======== DATA TO PROCESS ========

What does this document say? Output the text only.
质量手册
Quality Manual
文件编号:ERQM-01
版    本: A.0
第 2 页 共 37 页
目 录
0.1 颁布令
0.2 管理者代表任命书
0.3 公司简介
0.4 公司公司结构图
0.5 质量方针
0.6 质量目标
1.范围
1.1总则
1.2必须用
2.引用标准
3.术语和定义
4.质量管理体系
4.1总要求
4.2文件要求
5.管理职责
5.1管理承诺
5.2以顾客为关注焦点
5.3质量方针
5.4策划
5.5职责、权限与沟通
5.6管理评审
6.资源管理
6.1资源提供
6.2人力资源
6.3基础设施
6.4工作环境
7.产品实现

========
======== DATA TO PROCESS ========

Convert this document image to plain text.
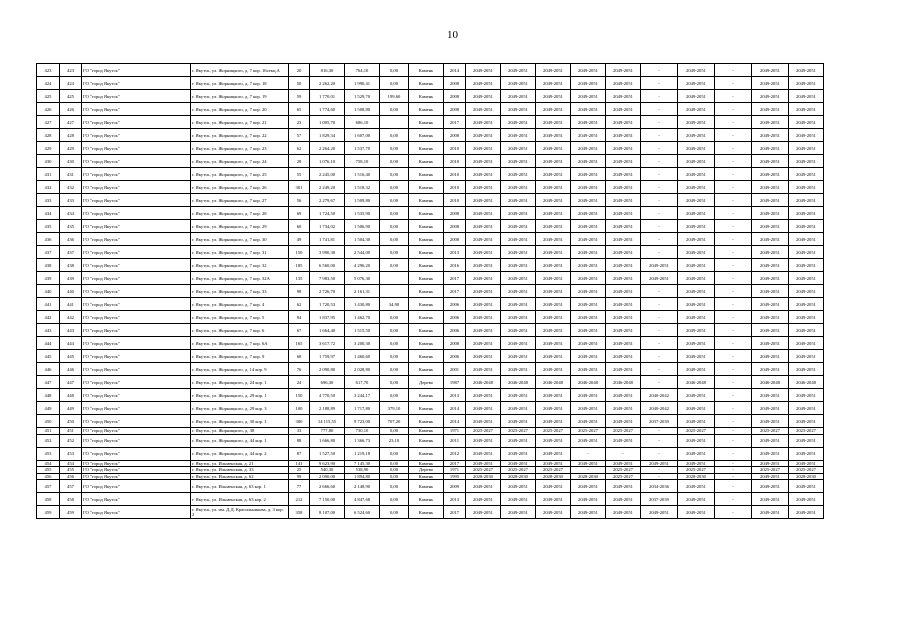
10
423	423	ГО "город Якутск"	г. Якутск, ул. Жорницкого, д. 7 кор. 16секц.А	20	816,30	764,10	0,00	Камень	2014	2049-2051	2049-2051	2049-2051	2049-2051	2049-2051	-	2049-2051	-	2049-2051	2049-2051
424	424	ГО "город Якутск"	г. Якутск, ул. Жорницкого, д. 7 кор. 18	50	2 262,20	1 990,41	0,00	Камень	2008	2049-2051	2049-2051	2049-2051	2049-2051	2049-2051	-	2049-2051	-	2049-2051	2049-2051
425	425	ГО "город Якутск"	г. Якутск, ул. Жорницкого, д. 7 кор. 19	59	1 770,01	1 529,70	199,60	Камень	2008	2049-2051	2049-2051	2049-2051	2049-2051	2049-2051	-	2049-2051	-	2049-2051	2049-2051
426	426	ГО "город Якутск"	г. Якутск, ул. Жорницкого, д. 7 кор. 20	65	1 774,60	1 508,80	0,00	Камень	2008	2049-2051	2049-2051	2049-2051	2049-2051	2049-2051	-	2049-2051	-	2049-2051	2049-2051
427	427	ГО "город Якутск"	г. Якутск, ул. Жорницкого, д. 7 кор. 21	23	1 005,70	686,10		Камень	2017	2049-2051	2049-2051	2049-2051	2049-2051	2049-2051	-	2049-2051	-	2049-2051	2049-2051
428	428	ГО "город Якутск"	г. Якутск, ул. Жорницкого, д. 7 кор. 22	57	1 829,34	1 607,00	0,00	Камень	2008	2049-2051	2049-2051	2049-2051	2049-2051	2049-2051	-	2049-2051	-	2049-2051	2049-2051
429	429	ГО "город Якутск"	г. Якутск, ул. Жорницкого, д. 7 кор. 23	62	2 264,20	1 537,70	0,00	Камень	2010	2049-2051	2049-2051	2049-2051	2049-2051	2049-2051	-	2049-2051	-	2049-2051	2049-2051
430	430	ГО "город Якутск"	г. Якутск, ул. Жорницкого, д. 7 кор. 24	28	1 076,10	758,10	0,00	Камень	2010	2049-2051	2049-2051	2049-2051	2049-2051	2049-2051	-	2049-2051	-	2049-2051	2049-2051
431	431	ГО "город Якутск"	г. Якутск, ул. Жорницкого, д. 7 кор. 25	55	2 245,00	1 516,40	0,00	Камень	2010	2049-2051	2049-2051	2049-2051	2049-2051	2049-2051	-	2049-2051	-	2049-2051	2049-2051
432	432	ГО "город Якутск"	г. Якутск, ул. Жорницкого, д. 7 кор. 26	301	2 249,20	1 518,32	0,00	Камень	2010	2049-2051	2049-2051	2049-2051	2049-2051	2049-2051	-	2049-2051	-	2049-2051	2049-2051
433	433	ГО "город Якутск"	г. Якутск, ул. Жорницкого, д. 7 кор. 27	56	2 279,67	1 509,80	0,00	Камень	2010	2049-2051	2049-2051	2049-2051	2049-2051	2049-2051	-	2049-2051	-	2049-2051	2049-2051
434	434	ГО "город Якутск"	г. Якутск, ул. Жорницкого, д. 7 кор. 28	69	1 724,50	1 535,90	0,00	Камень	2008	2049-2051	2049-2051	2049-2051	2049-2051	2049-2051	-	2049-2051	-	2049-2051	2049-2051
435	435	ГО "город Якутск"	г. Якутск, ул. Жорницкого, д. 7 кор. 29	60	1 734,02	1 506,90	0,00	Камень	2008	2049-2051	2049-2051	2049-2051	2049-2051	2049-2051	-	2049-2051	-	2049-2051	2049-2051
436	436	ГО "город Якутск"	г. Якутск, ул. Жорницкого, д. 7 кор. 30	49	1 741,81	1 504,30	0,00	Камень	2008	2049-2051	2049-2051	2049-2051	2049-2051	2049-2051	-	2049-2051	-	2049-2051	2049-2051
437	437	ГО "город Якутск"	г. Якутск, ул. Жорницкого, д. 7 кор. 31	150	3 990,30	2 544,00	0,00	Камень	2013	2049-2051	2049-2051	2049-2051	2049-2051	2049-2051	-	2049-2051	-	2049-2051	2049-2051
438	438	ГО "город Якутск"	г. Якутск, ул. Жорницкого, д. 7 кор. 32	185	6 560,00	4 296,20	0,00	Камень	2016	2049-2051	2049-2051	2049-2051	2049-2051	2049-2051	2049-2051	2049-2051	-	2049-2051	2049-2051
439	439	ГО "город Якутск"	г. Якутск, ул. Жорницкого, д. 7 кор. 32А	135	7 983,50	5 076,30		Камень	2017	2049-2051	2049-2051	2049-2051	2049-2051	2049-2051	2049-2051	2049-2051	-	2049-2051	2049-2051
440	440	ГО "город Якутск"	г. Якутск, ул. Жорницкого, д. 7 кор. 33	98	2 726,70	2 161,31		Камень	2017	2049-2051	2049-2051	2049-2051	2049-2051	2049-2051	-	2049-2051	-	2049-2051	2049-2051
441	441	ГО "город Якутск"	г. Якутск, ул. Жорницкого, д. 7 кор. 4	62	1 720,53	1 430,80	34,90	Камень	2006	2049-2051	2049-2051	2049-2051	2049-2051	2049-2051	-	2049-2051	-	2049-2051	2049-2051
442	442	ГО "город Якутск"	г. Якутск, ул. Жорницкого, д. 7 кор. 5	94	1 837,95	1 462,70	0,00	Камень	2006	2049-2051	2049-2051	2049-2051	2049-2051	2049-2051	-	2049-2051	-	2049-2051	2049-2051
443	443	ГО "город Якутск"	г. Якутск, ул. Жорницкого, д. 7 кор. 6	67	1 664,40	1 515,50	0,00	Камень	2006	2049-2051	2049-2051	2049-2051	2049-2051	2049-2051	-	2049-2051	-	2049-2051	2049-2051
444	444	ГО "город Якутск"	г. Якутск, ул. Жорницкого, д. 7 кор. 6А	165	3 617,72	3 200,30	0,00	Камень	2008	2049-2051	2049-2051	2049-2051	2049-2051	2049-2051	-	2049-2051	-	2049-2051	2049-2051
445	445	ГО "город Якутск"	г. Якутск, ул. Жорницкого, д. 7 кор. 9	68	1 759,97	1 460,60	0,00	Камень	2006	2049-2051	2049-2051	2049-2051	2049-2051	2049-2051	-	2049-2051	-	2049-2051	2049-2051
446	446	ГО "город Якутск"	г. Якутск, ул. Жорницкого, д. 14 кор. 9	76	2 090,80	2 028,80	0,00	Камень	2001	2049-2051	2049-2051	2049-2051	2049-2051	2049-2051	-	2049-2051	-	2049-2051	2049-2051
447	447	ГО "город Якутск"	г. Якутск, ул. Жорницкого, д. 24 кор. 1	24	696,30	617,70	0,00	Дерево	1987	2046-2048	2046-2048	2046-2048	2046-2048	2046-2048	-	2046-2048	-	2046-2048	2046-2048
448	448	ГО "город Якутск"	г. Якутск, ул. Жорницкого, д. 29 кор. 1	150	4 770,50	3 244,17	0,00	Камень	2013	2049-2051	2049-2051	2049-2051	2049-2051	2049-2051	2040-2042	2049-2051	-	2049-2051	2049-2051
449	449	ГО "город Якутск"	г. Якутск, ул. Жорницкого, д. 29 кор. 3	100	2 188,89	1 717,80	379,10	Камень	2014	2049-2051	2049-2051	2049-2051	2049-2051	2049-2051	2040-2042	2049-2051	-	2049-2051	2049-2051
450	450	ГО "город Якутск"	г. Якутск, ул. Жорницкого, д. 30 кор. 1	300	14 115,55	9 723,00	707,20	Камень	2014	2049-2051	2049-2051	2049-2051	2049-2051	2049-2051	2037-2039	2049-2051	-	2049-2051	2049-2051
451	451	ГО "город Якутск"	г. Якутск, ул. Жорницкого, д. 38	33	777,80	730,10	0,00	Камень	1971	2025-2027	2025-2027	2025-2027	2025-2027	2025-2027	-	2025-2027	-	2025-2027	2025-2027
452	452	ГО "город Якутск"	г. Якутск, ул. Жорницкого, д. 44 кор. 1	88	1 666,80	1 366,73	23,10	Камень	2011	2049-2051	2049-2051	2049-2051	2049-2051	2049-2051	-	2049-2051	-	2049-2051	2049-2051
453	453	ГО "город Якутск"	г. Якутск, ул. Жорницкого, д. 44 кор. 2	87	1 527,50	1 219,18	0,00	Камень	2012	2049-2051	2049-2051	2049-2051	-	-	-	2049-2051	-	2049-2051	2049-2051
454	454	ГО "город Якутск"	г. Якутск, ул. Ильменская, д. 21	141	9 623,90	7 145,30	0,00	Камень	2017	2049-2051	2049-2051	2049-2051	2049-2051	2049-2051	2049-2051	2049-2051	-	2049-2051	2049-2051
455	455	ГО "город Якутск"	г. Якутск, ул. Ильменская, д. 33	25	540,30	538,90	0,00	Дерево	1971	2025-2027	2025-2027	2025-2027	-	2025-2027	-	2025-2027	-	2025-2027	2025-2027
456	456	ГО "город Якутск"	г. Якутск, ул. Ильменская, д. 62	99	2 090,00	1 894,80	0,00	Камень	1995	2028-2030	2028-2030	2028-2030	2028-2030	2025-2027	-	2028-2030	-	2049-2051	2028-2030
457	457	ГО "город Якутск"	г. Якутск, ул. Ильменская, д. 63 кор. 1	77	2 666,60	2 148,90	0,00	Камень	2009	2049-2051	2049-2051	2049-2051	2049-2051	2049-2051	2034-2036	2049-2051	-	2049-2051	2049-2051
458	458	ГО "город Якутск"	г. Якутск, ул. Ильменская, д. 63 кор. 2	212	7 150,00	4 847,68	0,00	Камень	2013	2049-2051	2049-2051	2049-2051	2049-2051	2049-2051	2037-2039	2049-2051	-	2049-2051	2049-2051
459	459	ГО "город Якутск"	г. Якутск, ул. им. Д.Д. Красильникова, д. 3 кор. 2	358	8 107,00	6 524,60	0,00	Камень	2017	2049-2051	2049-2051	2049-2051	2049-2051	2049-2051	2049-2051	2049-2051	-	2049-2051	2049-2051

========
======== DATA TO PROCESS ========

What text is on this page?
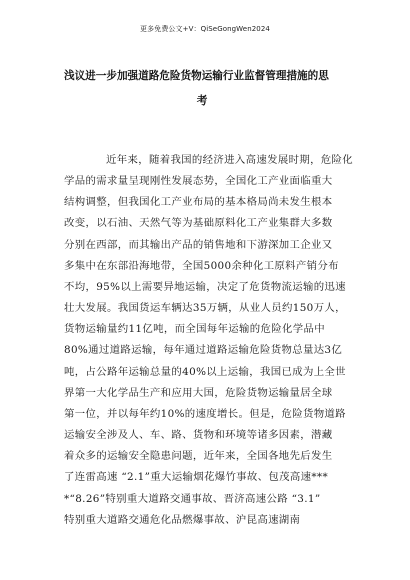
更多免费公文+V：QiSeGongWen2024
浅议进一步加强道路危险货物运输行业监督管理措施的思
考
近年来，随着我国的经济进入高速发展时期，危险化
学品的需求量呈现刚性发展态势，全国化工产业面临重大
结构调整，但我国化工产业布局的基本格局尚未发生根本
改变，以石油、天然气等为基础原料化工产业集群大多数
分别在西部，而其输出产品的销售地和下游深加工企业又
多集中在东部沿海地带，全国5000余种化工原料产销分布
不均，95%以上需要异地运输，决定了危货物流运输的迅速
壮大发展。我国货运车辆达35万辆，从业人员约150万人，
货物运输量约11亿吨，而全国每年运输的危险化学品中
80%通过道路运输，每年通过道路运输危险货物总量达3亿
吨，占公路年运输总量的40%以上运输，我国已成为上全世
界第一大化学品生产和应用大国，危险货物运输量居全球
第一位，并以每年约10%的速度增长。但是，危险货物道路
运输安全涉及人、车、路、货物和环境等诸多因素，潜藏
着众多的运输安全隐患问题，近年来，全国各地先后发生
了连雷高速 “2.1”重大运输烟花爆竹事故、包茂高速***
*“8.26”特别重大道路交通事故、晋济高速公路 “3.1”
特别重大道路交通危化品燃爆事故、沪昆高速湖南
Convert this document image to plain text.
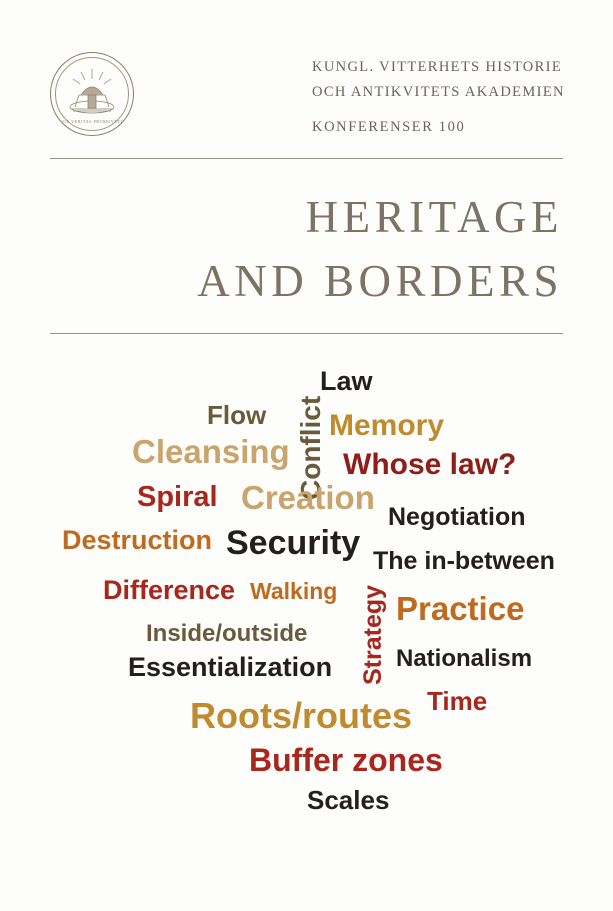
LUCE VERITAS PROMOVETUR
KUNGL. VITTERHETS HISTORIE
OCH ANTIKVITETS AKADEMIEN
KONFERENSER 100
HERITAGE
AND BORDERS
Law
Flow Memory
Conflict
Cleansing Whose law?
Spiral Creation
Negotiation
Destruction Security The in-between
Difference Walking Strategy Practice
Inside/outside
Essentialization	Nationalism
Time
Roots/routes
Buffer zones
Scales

========

GIVEN EXERCISE — In the listing above, find the lines holding the word "this" and copy them.

OUTPUT BELOW —
What does this document say? Output the text only.
Convert this document image to plain text.
What text is on this page?
Convert this document image to plain text.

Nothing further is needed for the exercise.